Begin Data records

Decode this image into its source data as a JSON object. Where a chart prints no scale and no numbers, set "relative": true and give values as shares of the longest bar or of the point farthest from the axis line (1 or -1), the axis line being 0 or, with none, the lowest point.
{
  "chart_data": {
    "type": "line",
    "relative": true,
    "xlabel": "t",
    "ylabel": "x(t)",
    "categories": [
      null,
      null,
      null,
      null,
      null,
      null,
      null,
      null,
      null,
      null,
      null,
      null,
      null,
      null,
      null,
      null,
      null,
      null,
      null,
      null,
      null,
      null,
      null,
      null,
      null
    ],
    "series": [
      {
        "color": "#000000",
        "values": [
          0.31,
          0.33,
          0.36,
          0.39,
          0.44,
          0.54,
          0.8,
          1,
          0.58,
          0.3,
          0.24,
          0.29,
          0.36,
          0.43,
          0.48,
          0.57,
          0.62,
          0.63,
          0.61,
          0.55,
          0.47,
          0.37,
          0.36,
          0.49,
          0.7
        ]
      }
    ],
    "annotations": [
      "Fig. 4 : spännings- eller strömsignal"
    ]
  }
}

End Data records

Given instruction:
Your task is to reproduce the whole listing exactly.

Result of the exercise:
Decode this image into its source data as a JSON object. Where a chart prints no scale and no numbers, set "relative": true and give values as shares of the longest bar or of the point farthest from the axis line (1 or -1), the axis line being 0 or, with none, the lowest point.
{
  "chart_data": {
    "type": "line",
    "relative": true,
    "xlabel": "t",
    "ylabel": "x(t)",
    "categories": [
      null,
      null,
      null,
      null,
      null,
      null,
      null,
      null,
      null,
      null,
      null,
      null,
      null,
      null,
      null,
      null,
      null,
      null,
      null,
      null,
      null,
      null,
      null,
      null,
      null
    ],
    "series": [
      {
        "color": "#000000",
        "values": [
          0.31,
          0.33,
          0.36,
          0.39,
          0.44,
          0.54,
          0.8,
          1,
          0.58,
          0.3,
          0.24,
          0.29,
          0.36,
          0.43,
          0.48,
          0.57,
          0.62,
          0.63,
          0.61,
          0.55,
          0.47,
          0.37,
          0.36,
          0.49,
          0.7
        ]
      }
    ],
    "annotations": [
      "Fig. 4 : spännings- eller strömsignal"
    ]
  }
}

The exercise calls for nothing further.